(Exercise description)
Determine which lines contain the word "have", then copy those lines.

Stored records:
┏━━
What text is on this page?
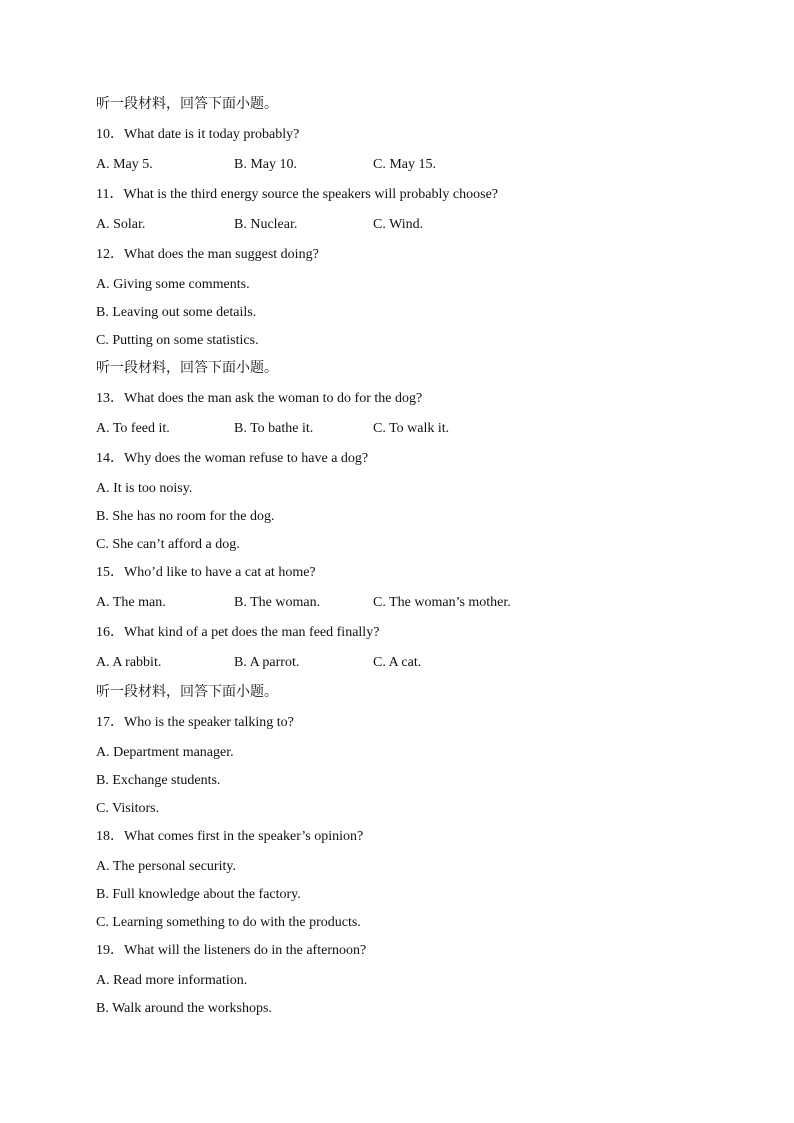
听一段材料，回答下面小题。
10．What date is it today probably?
A. May 5.	B. May 10.	C. May 15.
11．What is the third energy source the speakers will probably choose?
A. Solar.	B. Nuclear.	C. Wind.
12．What does the man suggest doing?
A. Giving some comments.
B. Leaving out some details.
C. Putting on some statistics.
听一段材料，回答下面小题。
13．What does the man ask the woman to do for the dog?
A. To feed it.	B. To bathe it.	C. To walk it.
14．Why does the woman refuse to have a dog?
A. It is too noisy.
B. She has no room for the dog.
C. She can’t afford a dog.
15．Who’d like to have a cat at home?
A. The man.	B. The woman.	C. The woman’s mother.
16．What kind of a pet does the man feed finally?
A. A rabbit.	B. A parrot.	C. A cat.
听一段材料，回答下面小题。
17．Who is the speaker talking to?
A. Department manager.
B. Exchange students.
C. Visitors.
18．What comes first in the speaker’s opinion?
A. The personal security.
B. Full knowledge about the factory.
C. Learning something to do with the products.
19．What will the listeners do in the afternoon?
A. Read more information.
B. Walk around the workshops.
┗━━
(The response)
14．Why does the woman refuse to have a dog?
15．Who’d like to have a cat at home?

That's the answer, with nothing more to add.